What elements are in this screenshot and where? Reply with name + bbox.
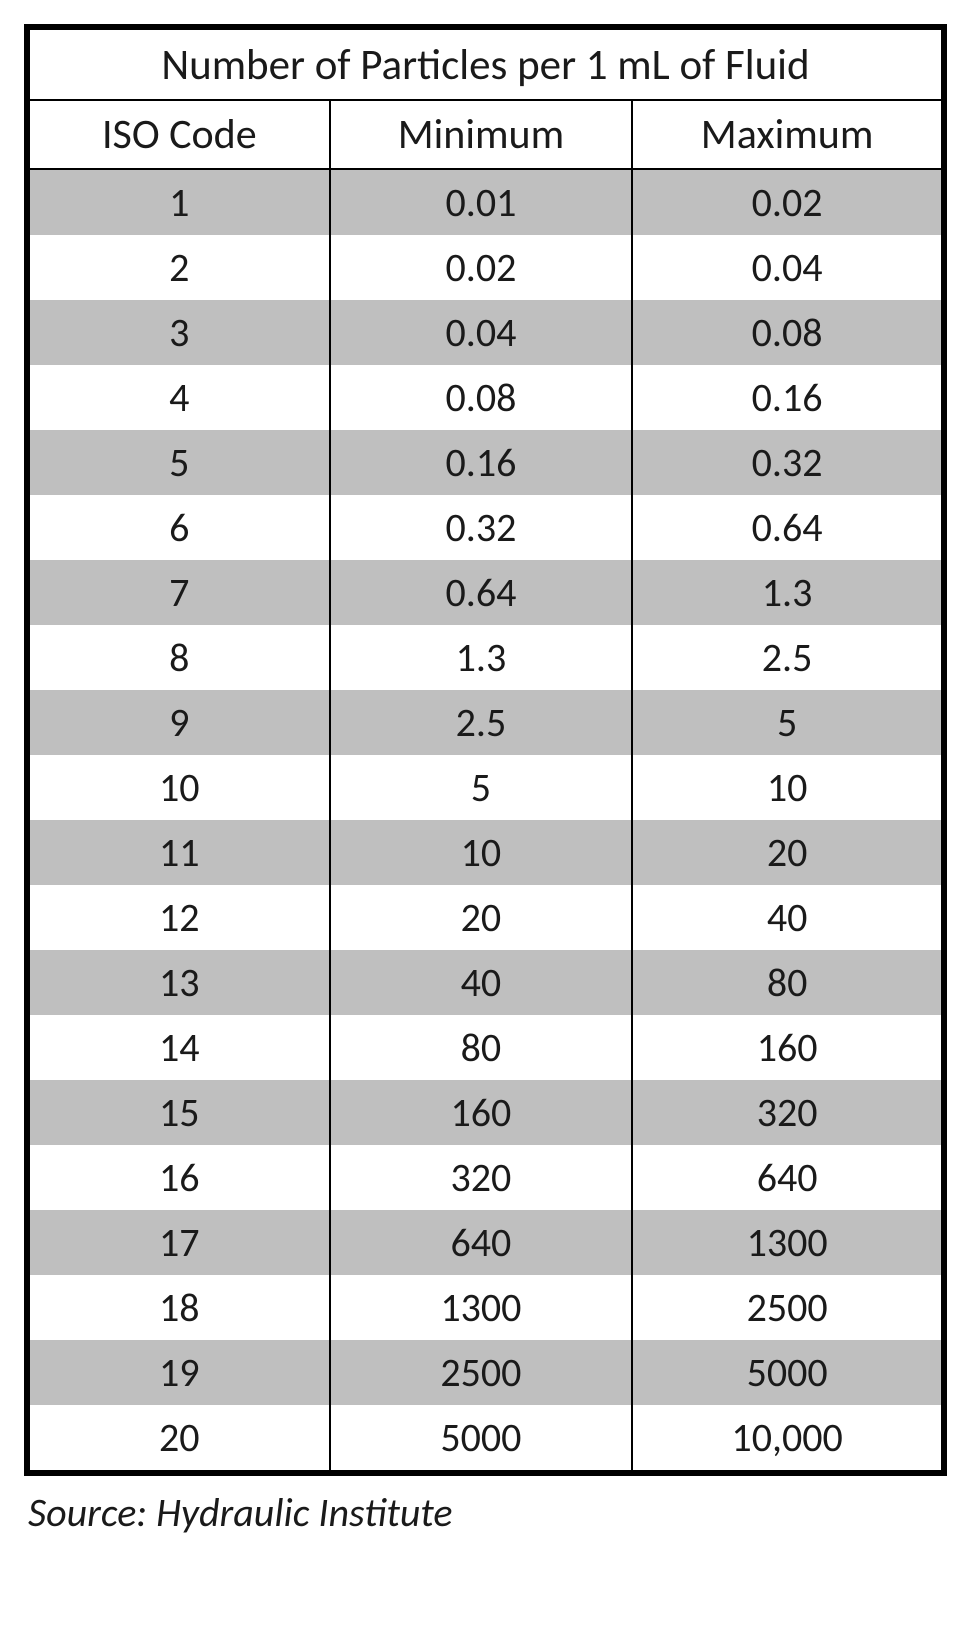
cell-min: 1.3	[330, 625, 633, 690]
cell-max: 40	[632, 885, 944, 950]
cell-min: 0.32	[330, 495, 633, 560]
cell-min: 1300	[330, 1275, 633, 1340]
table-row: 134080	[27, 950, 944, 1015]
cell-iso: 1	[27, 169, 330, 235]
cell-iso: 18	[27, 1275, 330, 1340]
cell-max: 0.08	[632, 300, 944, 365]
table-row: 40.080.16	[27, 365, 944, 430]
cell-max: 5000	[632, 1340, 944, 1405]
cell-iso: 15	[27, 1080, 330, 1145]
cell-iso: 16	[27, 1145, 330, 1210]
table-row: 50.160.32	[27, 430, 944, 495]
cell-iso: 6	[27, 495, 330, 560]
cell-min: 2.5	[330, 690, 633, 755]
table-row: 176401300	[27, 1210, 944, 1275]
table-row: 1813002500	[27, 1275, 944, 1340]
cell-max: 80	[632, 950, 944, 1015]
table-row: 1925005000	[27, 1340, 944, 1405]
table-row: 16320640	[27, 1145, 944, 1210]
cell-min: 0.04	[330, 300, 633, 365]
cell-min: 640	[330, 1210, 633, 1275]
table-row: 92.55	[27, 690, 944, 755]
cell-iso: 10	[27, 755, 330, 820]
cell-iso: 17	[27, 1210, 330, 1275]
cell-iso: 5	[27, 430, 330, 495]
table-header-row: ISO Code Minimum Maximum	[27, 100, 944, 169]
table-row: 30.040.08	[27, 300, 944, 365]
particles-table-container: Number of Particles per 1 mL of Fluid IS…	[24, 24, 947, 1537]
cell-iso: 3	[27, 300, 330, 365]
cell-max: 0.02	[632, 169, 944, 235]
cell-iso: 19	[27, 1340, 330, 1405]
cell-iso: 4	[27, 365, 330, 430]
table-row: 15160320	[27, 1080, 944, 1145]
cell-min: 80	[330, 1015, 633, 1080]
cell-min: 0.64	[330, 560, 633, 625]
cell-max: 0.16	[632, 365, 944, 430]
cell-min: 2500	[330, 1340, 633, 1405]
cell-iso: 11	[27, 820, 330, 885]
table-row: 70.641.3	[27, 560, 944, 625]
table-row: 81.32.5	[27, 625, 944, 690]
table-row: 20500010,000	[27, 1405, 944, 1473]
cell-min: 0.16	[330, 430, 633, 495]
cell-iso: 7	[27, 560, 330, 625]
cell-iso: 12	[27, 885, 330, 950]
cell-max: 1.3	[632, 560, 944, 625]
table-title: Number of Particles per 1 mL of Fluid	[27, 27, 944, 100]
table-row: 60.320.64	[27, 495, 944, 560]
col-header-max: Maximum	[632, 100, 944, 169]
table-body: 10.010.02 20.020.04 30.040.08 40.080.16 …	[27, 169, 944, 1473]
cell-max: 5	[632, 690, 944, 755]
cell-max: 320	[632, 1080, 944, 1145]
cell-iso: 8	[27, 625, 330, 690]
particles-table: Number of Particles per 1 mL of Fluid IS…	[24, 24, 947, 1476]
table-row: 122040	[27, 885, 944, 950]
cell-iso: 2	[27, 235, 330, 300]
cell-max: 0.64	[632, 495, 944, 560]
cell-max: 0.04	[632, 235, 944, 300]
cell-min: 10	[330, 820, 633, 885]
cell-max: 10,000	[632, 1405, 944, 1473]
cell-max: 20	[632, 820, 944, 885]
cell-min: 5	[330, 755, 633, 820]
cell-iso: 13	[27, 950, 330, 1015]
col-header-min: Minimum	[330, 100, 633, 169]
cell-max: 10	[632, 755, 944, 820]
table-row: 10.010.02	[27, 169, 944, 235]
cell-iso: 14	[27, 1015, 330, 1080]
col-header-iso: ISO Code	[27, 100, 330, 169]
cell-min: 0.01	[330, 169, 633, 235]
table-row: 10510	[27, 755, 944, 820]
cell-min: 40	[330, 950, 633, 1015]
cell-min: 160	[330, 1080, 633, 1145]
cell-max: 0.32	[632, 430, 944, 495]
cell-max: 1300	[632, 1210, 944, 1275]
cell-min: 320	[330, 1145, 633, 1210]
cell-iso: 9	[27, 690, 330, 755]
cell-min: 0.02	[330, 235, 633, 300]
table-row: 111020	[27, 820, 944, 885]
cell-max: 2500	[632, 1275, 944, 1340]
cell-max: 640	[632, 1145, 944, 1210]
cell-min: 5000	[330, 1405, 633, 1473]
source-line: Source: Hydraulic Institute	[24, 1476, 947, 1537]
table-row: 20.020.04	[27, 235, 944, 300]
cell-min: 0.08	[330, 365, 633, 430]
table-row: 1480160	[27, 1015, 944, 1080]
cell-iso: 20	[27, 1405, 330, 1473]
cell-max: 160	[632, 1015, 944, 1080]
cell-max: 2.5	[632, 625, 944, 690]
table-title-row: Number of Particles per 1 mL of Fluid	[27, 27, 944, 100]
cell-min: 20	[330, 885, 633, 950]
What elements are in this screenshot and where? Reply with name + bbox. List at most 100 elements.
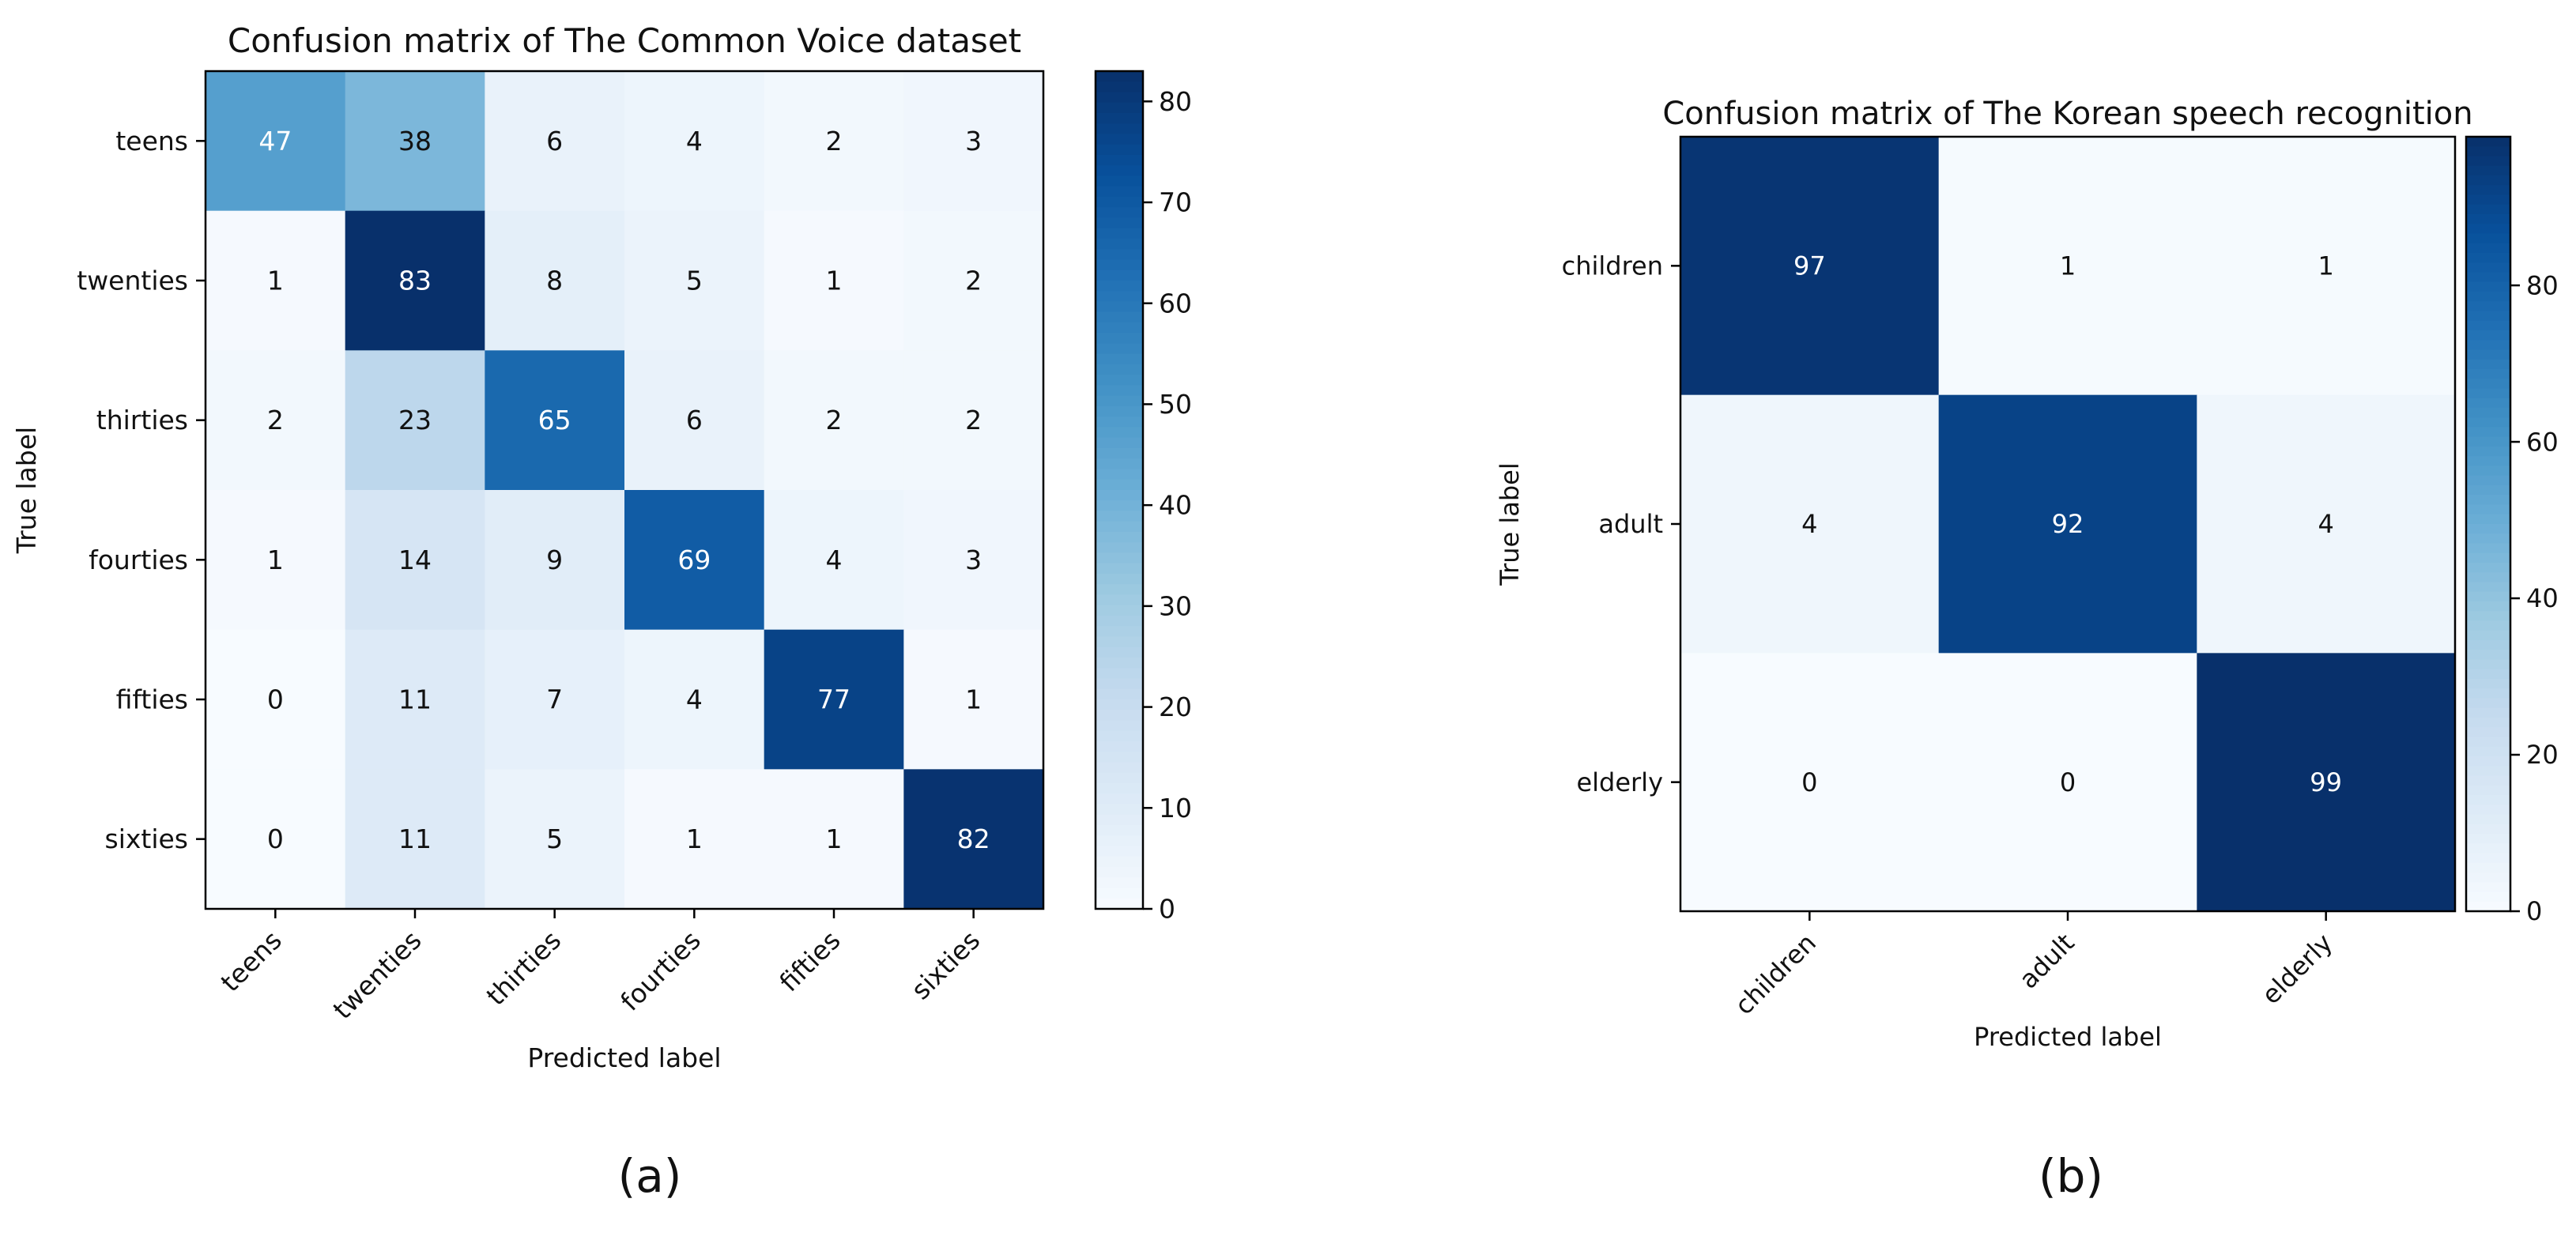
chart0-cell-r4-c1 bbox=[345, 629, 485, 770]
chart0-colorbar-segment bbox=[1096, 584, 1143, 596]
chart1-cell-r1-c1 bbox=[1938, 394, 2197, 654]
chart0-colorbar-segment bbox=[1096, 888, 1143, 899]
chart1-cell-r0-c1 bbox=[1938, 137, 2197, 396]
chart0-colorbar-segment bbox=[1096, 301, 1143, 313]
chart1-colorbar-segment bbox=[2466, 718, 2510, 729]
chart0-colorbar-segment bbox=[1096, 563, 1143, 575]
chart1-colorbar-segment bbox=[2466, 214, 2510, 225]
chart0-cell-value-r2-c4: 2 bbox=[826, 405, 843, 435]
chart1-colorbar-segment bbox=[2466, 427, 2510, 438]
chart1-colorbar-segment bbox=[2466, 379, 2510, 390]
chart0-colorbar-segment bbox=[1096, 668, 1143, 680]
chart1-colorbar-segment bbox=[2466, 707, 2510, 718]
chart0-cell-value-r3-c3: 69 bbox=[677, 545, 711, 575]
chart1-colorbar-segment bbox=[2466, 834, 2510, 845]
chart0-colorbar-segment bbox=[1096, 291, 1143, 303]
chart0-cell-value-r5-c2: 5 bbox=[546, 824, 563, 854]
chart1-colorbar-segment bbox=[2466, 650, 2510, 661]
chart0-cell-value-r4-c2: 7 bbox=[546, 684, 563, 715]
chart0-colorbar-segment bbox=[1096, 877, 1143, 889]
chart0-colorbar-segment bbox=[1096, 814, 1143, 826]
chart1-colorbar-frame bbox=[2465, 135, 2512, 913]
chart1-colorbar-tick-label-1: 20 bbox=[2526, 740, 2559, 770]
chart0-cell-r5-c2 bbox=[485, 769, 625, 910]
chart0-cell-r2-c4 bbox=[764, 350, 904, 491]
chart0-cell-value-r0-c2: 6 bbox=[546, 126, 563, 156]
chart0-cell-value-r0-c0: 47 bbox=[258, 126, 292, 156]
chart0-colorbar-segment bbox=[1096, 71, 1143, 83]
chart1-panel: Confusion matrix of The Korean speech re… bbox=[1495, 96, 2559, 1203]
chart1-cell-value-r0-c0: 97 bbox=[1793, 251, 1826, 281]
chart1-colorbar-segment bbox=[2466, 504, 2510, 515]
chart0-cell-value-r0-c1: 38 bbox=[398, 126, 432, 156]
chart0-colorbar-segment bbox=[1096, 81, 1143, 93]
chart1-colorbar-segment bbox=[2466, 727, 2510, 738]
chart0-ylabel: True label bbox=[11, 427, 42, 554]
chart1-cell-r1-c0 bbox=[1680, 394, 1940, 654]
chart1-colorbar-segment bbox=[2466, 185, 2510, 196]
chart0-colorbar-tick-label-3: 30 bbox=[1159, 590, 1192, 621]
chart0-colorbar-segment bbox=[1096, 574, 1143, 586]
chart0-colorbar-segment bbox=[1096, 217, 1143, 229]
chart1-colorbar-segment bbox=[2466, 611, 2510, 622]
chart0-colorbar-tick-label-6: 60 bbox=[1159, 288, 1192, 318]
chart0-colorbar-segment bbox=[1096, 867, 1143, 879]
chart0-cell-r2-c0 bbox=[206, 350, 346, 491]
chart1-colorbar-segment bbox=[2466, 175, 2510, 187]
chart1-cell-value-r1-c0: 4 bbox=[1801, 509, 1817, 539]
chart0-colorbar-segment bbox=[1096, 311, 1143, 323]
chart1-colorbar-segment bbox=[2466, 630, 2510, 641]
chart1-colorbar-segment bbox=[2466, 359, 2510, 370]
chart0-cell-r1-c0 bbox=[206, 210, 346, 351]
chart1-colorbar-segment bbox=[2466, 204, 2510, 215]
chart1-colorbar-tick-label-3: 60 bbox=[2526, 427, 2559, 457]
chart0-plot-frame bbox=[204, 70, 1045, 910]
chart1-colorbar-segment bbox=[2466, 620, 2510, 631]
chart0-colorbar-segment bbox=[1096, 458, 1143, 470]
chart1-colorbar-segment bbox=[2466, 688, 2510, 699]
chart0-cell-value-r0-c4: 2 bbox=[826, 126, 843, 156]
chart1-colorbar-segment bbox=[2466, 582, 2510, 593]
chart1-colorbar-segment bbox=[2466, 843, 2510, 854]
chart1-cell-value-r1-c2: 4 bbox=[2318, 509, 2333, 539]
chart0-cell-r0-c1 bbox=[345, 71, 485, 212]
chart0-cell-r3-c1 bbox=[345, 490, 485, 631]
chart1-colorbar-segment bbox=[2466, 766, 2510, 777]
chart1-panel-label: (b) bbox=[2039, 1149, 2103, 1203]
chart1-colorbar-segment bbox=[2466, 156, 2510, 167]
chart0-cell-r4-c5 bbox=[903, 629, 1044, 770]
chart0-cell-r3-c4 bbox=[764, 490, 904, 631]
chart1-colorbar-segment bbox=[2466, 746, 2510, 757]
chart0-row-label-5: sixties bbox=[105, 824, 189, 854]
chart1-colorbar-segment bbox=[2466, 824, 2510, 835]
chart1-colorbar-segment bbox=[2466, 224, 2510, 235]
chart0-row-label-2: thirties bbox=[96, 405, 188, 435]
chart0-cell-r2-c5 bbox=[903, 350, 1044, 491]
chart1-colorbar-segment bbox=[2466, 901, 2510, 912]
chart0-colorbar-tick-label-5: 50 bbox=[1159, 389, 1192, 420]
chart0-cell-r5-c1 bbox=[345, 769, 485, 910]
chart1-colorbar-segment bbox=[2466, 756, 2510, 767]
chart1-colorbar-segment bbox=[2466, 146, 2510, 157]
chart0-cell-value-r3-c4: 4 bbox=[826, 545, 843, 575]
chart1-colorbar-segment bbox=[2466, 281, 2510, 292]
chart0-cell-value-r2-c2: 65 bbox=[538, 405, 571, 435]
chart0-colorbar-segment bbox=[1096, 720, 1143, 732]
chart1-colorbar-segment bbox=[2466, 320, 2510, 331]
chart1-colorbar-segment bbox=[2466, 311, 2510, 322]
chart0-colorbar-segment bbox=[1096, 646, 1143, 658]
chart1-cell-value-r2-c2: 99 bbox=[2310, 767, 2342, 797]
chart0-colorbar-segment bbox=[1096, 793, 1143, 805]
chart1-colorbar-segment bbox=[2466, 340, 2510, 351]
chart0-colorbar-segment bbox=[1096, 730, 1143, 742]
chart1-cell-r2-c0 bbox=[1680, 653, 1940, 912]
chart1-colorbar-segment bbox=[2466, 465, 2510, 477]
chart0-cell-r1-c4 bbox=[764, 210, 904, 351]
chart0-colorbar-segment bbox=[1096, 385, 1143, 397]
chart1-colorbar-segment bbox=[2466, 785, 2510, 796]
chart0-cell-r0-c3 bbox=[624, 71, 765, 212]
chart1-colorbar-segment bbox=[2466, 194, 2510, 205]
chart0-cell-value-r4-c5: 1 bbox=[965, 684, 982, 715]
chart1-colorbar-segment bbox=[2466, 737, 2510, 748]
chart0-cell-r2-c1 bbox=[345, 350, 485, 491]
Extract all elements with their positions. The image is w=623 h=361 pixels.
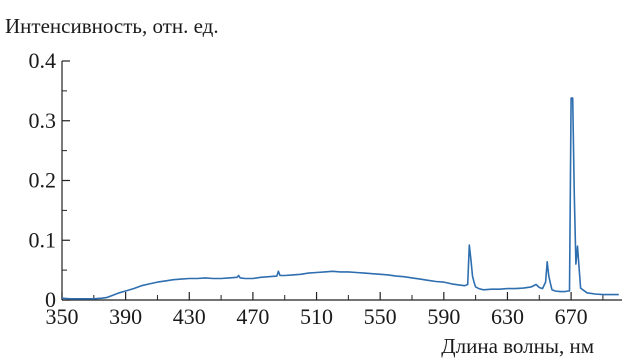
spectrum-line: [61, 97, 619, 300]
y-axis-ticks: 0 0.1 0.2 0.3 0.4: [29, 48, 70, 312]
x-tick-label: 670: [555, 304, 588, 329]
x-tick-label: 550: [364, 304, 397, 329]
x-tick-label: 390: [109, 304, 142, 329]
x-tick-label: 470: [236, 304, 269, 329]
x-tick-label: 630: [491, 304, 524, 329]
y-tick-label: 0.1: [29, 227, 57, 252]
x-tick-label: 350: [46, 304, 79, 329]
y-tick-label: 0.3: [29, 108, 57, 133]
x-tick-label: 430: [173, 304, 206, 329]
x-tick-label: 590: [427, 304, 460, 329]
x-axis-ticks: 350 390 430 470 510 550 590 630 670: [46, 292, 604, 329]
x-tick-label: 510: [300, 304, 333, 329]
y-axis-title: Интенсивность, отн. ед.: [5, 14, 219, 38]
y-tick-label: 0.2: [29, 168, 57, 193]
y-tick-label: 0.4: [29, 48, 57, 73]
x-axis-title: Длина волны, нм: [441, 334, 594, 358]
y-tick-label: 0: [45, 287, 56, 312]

=-=-=

DIRECTIONS >> Please extract the lines above exactly as they appear, beginning at the line that contains "chart0-cell-r4-c1 bbox=[345, 629, 485, 770]" and stopping after the line that contains "chart1-colorbar-segment bbox=[2466, 611, 2510, 622]".

ANSWER TO THE PROBLEM >>
chart0-cell-r4-c1 bbox=[345, 629, 485, 770]
chart0-colorbar-segment bbox=[1096, 584, 1143, 596]
chart1-cell-r1-c1 bbox=[1938, 394, 2197, 654]
chart0-colorbar-segment bbox=[1096, 888, 1143, 899]
chart1-cell-r0-c1 bbox=[1938, 137, 2197, 396]
chart0-colorbar-segment bbox=[1096, 301, 1143, 313]
chart1-colorbar-segment bbox=[2466, 718, 2510, 729]
chart0-colorbar-segment bbox=[1096, 563, 1143, 575]
chart1-colorbar-segment bbox=[2466, 214, 2510, 225]
chart0-cell-value-r2-c4: 2 bbox=[826, 405, 843, 435]
chart1-colorbar-segment bbox=[2466, 427, 2510, 438]
chart1-colorbar-segment bbox=[2466, 379, 2510, 390]
chart0-colorbar-segment bbox=[1096, 668, 1143, 680]
chart1-colorbar-segment bbox=[2466, 707, 2510, 718]
chart0-cell-value-r3-c3: 69 bbox=[677, 545, 711, 575]
chart1-colorbar-segment bbox=[2466, 834, 2510, 845]
chart0-colorbar-segment bbox=[1096, 291, 1143, 303]
chart0-cell-value-r5-c2: 5 bbox=[546, 824, 563, 854]
chart1-colorbar-segment bbox=[2466, 650, 2510, 661]
chart0-cell-value-r4-c2: 7 bbox=[546, 684, 563, 715]
chart0-colorbar-segment bbox=[1096, 877, 1143, 889]
chart0-colorbar-segment bbox=[1096, 814, 1143, 826]
chart1-colorbar-frame bbox=[2465, 135, 2512, 913]
chart1-colorbar-tick-label-1: 20 bbox=[2526, 740, 2559, 770]
chart0-cell-r5-c2 bbox=[485, 769, 625, 910]
chart0-cell-r2-c4 bbox=[764, 350, 904, 491]
chart0-cell-value-r0-c2: 6 bbox=[546, 126, 563, 156]
chart0-cell-value-r0-c0: 47 bbox=[258, 126, 292, 156]
chart0-colorbar-segment bbox=[1096, 71, 1143, 83]
chart1-panel: Confusion matrix of The Korean speech re… bbox=[1495, 96, 2559, 1203]
chart1-cell-value-r0-c0: 97 bbox=[1793, 251, 1826, 281]
chart1-colorbar-segment bbox=[2466, 504, 2510, 515]
chart0-cell-value-r0-c1: 38 bbox=[398, 126, 432, 156]
chart0-colorbar-segment bbox=[1096, 81, 1143, 93]
chart1-colorbar-segment bbox=[2466, 727, 2510, 738]
chart0-ylabel: True label bbox=[11, 427, 42, 554]
chart1-cell-r1-c0 bbox=[1680, 394, 1940, 654]
chart1-colorbar-segment bbox=[2466, 185, 2510, 196]
chart0-colorbar-tick-label-3: 30 bbox=[1159, 590, 1192, 621]
chart0-colorbar-segment bbox=[1096, 574, 1143, 586]
chart0-colorbar-segment bbox=[1096, 217, 1143, 229]
chart1-colorbar-segment bbox=[2466, 611, 2510, 622]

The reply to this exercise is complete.